_DIRECTIVE_. Print out every line, exactly as written.

_MATERIAL PROVIDED_.
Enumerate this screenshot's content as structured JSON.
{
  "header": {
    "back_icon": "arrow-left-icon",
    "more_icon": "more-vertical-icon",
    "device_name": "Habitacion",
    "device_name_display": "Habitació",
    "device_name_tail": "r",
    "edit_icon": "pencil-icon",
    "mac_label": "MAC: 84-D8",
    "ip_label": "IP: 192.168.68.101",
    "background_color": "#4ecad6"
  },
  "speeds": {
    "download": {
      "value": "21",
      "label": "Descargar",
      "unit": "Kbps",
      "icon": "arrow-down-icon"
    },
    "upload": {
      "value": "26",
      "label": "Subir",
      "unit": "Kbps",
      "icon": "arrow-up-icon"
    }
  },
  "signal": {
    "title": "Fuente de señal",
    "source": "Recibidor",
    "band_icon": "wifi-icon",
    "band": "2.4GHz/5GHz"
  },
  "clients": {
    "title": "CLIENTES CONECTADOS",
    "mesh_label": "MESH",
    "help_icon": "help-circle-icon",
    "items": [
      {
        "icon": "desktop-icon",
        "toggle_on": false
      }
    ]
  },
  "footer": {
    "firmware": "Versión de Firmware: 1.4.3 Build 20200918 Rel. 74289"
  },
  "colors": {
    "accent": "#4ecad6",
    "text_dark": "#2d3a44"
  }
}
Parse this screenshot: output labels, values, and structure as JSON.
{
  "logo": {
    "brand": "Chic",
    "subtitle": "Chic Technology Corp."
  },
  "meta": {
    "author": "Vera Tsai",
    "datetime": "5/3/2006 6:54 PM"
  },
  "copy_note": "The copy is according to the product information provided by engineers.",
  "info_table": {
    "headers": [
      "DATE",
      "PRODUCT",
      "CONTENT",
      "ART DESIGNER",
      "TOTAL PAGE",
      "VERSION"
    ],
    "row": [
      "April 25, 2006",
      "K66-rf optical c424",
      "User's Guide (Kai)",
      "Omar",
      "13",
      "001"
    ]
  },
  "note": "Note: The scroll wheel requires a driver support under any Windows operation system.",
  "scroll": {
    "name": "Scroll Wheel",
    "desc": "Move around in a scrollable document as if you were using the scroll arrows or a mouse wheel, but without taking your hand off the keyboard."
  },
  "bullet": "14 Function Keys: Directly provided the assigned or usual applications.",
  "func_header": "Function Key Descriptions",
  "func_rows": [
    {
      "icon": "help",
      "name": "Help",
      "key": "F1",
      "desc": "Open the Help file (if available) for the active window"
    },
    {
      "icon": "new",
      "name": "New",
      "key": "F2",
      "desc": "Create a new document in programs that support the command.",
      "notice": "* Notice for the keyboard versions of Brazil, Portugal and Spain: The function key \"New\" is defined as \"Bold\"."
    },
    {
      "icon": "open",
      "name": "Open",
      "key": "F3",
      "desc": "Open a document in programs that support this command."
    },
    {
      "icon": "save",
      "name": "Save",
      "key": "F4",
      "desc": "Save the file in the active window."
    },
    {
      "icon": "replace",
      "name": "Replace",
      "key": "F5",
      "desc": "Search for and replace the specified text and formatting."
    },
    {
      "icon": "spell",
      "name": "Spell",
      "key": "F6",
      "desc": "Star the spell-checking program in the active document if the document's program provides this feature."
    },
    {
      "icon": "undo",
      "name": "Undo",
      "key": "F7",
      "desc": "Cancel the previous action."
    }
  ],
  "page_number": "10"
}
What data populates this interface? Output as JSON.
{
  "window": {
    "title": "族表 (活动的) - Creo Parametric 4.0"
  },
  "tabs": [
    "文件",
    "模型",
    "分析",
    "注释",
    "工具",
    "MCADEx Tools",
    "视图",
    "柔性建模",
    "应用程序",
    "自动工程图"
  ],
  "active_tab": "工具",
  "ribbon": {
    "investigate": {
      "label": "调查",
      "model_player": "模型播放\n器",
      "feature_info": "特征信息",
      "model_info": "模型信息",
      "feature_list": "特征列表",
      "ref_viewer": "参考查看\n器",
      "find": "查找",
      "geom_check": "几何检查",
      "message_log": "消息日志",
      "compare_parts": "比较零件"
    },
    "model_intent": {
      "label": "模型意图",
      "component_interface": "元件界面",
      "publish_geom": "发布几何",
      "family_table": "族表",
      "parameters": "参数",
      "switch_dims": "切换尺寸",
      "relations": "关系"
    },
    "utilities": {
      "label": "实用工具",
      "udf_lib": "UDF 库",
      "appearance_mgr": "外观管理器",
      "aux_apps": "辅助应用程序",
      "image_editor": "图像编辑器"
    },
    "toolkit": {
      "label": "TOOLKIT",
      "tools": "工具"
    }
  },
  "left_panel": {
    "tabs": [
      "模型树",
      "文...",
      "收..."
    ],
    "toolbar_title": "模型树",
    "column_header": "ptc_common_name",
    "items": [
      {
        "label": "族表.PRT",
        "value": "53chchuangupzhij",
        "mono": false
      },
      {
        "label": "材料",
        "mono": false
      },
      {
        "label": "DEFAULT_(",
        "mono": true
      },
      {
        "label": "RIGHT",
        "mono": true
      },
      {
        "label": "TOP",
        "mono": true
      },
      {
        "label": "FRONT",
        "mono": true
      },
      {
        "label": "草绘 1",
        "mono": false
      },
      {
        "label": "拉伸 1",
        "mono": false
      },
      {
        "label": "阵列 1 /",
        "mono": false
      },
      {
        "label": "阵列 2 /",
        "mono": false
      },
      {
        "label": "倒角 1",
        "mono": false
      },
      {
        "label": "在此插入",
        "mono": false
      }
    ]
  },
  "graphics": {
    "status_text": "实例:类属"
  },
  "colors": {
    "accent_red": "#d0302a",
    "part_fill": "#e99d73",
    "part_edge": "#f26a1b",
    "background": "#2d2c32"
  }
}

_WRITTEN RESPONSE_.
Enumerate this screenshot's content as structured JSON.
{
  "header": {
    "back_icon": "arrow-left-icon",
    "more_icon": "more-vertical-icon",
    "device_name": "Habitacion",
    "device_name_display": "Habitació",
    "device_name_tail": "r",
    "edit_icon": "pencil-icon",
    "mac_label": "MAC: 84-D8",
    "ip_label": "IP: 192.168.68.101",
    "background_color": "#4ecad6"
  },
  "speeds": {
    "download": {
      "value": "21",
      "label": "Descargar",
      "unit": "Kbps",
      "icon": "arrow-down-icon"
    },
    "upload": {
      "value": "26",
      "label": "Subir",
      "unit": "Kbps",
      "icon": "arrow-up-icon"
    }
  },
  "signal": {
    "title": "Fuente de señal",
    "source": "Recibidor",
    "band_icon": "wifi-icon",
    "band": "2.4GHz/5GHz"
  },
  "clients": {
    "title": "CLIENTES CONECTADOS",
    "mesh_label": "MESH",
    "help_icon": "help-circle-icon",
    "items": [
      {
        "icon": "desktop-icon",
        "toggle_on": false
      }
    ]
  },
  "footer": {
    "firmware": "Versión de Firmware: 1.4.3 Build 20200918 Rel. 74289"
  },
  "colors": {
    "accent": "#4ecad6",
    "text_dark": "#2d3a44"
  }
}
Parse this screenshot: output labels, values, and structure as JSON.
{
  "logo": {
    "brand": "Chic",
    "subtitle": "Chic Technology Corp."
  },
  "meta": {
    "author": "Vera Tsai",
    "datetime": "5/3/2006 6:54 PM"
  },
  "copy_note": "The copy is according to the product information provided by engineers.",
  "info_table": {
    "headers": [
      "DATE",
      "PRODUCT",
      "CONTENT",
      "ART DESIGNER",
      "TOTAL PAGE",
      "VERSION"
    ],
    "row": [
      "April 25, 2006",
      "K66-rf optical c424",
      "User's Guide (Kai)",
      "Omar",
      "13",
      "001"
    ]
  },
  "note": "Note: The scroll wheel requires a driver support under any Windows operation system.",
  "scroll": {
    "name": "Scroll Wheel",
    "desc": "Move around in a scrollable document as if you were using the scroll arrows or a mouse wheel, but without taking your hand off the keyboard."
  },
  "bullet": "14 Function Keys: Directly provided the assigned or usual applications.",
  "func_header": "Function Key Descriptions",
  "func_rows": [
    {
      "icon": "help",
      "name": "Help",
      "key": "F1",
      "desc": "Open the Help file (if available) for the active window"
    },
    {
      "icon": "new",
      "name": "New",
      "key": "F2",
      "desc": "Create a new document in programs that support the command.",
      "notice": "* Notice for the keyboard versions of Brazil, Portugal and Spain: The function key \"New\" is defined as \"Bold\"."
    },
    {
      "icon": "open",
      "name": "Open",
      "key": "F3",
      "desc": "Open a document in programs that support this command."
    },
    {
      "icon": "save",
      "name": "Save",
      "key": "F4",
      "desc": "Save the file in the active window."
    },
    {
      "icon": "replace",
      "name": "Replace",
      "key": "F5",
      "desc": "Search for and replace the specified text and formatting."
    },
    {
      "icon": "spell",
      "name": "Spell",
      "key": "F6",
      "desc": "Star the spell-checking program in the active document if the document's program provides this feature."
    },
    {
      "icon": "undo",
      "name": "Undo",
      "key": "F7",
      "desc": "Cancel the previous action."
    }
  ],
  "page_number": "10"
}
What data populates this interface? Output as JSON.
{
  "window": {
    "title": "族表 (活动的) - Creo Parametric 4.0"
  },
  "tabs": [
    "文件",
    "模型",
    "分析",
    "注释",
    "工具",
    "MCADEx Tools",
    "视图",
    "柔性建模",
    "应用程序",
    "自动工程图"
  ],
  "active_tab": "工具",
  "ribbon": {
    "investigate": {
      "label": "调查",
      "model_player": "模型播放\n器",
      "feature_info": "特征信息",
      "model_info": "模型信息",
      "feature_list": "特征列表",
      "ref_viewer": "参考查看\n器",
      "find": "查找",
      "geom_check": "几何检查",
      "message_log": "消息日志",
      "compare_parts": "比较零件"
    },
    "model_intent": {
      "label": "模型意图",
      "component_interface": "元件界面",
      "publish_geom": "发布几何",
      "family_table": "族表",
      "parameters": "参数",
      "switch_dims": "切换尺寸",
      "relations": "关系"
    },
    "utilities": {
      "label": "实用工具",
      "udf_lib": "UDF 库",
      "appearance_mgr": "外观管理器",
      "aux_apps": "辅助应用程序",
      "image_editor": "图像编辑器"
    },
    "toolkit": {
      "label": "TOOLKIT",
      "tools": "工具"
    }
  },
  "left_panel": {
    "tabs": [
      "模型树",
      "文...",
      "收..."
    ],
    "toolbar_title": "模型树",
    "column_header": "ptc_common_name",
    "items": [
      {
        "label": "族表.PRT",
        "value": "53chchuangupzhij",
        "mono": false
      },
      {
        "label": "材料",
        "mono": false
      },
      {
        "label": "DEFAULT_(",
        "mono": true
      },
      {
        "label": "RIGHT",
        "mono": true
      },
      {
        "label": "TOP",
        "mono": true
      },
      {
        "label": "FRONT",
        "mono": true
      },
      {
        "label": "草绘 1",
        "mono": false
      },
      {
        "label": "拉伸 1",
        "mono": false
      },
      {
        "label": "阵列 1 /",
        "mono": false
      },
      {
        "label": "阵列 2 /",
        "mono": false
      },
      {
        "label": "倒角 1",
        "mono": false
      },
      {
        "label": "在此插入",
        "mono": false
      }
    ]
  },
  "graphics": {
    "status_text": "实例:类属"
  },
  "colors": {
    "accent_red": "#d0302a",
    "part_fill": "#e99d73",
    "part_edge": "#f26a1b",
    "background": "#2d2c32"
  }
}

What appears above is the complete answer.